WORK TO BE COMPLETED
Will you give the material below again, every line exactly as it is?
----- MATERIAL FOR THIS TASK -----
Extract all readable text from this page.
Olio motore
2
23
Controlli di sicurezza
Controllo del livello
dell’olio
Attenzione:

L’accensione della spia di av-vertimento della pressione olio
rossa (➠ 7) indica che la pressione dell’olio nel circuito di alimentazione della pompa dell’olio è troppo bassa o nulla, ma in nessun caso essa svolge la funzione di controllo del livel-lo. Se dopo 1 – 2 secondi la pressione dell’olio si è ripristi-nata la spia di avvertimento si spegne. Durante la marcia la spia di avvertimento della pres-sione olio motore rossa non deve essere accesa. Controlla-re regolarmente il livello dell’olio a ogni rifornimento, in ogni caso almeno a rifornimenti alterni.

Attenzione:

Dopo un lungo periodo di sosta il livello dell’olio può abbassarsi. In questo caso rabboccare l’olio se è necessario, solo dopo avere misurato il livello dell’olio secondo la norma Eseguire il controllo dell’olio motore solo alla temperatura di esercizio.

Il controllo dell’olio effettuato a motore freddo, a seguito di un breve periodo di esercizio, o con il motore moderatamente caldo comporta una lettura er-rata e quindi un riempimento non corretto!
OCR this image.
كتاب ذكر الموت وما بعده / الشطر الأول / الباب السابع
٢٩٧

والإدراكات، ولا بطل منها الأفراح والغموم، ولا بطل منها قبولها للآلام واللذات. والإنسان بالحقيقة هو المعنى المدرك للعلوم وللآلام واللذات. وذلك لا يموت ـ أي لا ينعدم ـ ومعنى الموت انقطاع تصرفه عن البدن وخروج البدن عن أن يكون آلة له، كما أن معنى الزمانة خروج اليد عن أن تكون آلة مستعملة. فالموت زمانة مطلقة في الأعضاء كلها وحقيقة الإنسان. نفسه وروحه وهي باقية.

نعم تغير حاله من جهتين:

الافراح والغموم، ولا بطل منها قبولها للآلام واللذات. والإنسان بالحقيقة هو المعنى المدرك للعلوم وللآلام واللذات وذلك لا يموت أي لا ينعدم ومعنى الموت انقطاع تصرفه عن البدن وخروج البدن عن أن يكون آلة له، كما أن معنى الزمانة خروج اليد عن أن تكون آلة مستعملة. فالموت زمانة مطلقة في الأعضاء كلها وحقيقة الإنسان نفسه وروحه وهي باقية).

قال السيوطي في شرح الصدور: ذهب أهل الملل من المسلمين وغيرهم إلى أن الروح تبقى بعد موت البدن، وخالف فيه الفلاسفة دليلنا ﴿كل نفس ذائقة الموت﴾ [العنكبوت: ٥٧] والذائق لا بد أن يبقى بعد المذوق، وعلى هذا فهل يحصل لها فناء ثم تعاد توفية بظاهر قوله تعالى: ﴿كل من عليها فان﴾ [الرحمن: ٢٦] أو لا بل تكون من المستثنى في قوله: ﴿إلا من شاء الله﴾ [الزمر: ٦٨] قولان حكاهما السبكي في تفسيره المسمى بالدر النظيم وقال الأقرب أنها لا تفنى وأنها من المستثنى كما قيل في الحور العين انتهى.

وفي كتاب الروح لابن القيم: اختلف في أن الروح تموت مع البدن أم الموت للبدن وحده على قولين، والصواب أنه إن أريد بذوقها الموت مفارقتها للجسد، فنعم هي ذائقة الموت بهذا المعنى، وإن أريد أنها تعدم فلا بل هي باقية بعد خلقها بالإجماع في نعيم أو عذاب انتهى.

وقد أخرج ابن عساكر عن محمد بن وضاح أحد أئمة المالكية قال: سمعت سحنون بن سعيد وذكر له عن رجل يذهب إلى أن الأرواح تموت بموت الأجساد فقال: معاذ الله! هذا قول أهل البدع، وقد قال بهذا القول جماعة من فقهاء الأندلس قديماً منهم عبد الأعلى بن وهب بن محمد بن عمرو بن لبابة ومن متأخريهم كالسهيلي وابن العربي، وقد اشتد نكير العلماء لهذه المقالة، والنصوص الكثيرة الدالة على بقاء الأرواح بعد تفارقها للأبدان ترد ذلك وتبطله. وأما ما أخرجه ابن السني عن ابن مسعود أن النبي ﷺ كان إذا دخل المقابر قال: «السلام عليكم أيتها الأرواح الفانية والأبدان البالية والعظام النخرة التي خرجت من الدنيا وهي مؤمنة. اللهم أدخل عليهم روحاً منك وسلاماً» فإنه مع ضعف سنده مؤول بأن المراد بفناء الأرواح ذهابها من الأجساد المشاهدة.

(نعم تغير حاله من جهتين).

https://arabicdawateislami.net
-----
RESULT OF THE EXERCISE
Extract all readable text from this page.
Olio motore
2
23
Controlli di sicurezza
Controllo del livello
dell’olio
Attenzione:

L’accensione della spia di av-vertimento della pressione olio
rossa (➠ 7) indica che la pressione dell’olio nel circuito di alimentazione della pompa dell’olio è troppo bassa o nulla, ma in nessun caso essa svolge la funzione di controllo del livel-lo. Se dopo 1 – 2 secondi la pressione dell’olio si è ripristi-nata la spia di avvertimento si spegne. Durante la marcia la spia di avvertimento della pres-sione olio motore rossa non deve essere accesa. Controlla-re regolarmente il livello dell’olio a ogni rifornimento, in ogni caso almeno a rifornimenti alterni.

Attenzione:

Dopo un lungo periodo di sosta il livello dell’olio può abbassarsi. In questo caso rabboccare l’olio se è necessario, solo dopo avere misurato il livello dell’olio secondo la norma Eseguire il controllo dell’olio motore solo alla temperatura di esercizio.

Il controllo dell’olio effettuato a motore freddo, a seguito di un breve periodo di esercizio, o con il motore moderatamente caldo comporta una lettura er-rata e quindi un riempimento non corretto!
OCR this image.
كتاب ذكر الموت وما بعده / الشطر الأول / الباب السابع
٢٩٧

والإدراكات، ولا بطل منها الأفراح والغموم، ولا بطل منها قبولها للآلام واللذات. والإنسان بالحقيقة هو المعنى المدرك للعلوم وللآلام واللذات. وذلك لا يموت ـ أي لا ينعدم ـ ومعنى الموت انقطاع تصرفه عن البدن وخروج البدن عن أن يكون آلة له، كما أن معنى الزمانة خروج اليد عن أن تكون آلة مستعملة. فالموت زمانة مطلقة في الأعضاء كلها وحقيقة الإنسان. نفسه وروحه وهي باقية.

نعم تغير حاله من جهتين:

الافراح والغموم، ولا بطل منها قبولها للآلام واللذات. والإنسان بالحقيقة هو المعنى المدرك للعلوم وللآلام واللذات وذلك لا يموت أي لا ينعدم ومعنى الموت انقطاع تصرفه عن البدن وخروج البدن عن أن يكون آلة له، كما أن معنى الزمانة خروج اليد عن أن تكون آلة مستعملة. فالموت زمانة مطلقة في الأعضاء كلها وحقيقة الإنسان نفسه وروحه وهي باقية).

قال السيوطي في شرح الصدور: ذهب أهل الملل من المسلمين وغيرهم إلى أن الروح تبقى بعد موت البدن، وخالف فيه الفلاسفة دليلنا ﴿كل نفس ذائقة الموت﴾ [العنكبوت: ٥٧] والذائق لا بد أن يبقى بعد المذوق، وعلى هذا فهل يحصل لها فناء ثم تعاد توفية بظاهر قوله تعالى: ﴿كل من عليها فان﴾ [الرحمن: ٢٦] أو لا بل تكون من المستثنى في قوله: ﴿إلا من شاء الله﴾ [الزمر: ٦٨] قولان حكاهما السبكي في تفسيره المسمى بالدر النظيم وقال الأقرب أنها لا تفنى وأنها من المستثنى كما قيل في الحور العين انتهى.

وفي كتاب الروح لابن القيم: اختلف في أن الروح تموت مع البدن أم الموت للبدن وحده على قولين، والصواب أنه إن أريد بذوقها الموت مفارقتها للجسد، فنعم هي ذائقة الموت بهذا المعنى، وإن أريد أنها تعدم فلا بل هي باقية بعد خلقها بالإجماع في نعيم أو عذاب انتهى.

وقد أخرج ابن عساكر عن محمد بن وضاح أحد أئمة المالكية قال: سمعت سحنون بن سعيد وذكر له عن رجل يذهب إلى أن الأرواح تموت بموت الأجساد فقال: معاذ الله! هذا قول أهل البدع، وقد قال بهذا القول جماعة من فقهاء الأندلس قديماً منهم عبد الأعلى بن وهب بن محمد بن عمرو بن لبابة ومن متأخريهم كالسهيلي وابن العربي، وقد اشتد نكير العلماء لهذه المقالة، والنصوص الكثيرة الدالة على بقاء الأرواح بعد تفارقها للأبدان ترد ذلك وتبطله. وأما ما أخرجه ابن السني عن ابن مسعود أن النبي ﷺ كان إذا دخل المقابر قال: «السلام عليكم أيتها الأرواح الفانية والأبدان البالية والعظام النخرة التي خرجت من الدنيا وهي مؤمنة. اللهم أدخل عليهم روحاً منك وسلاماً» فإنه مع ضعف سنده مؤول بأن المراد بفناء الأرواح ذهابها من الأجساد المشاهدة.

(نعم تغير حاله من جهتين).

https://arabicdawateislami.net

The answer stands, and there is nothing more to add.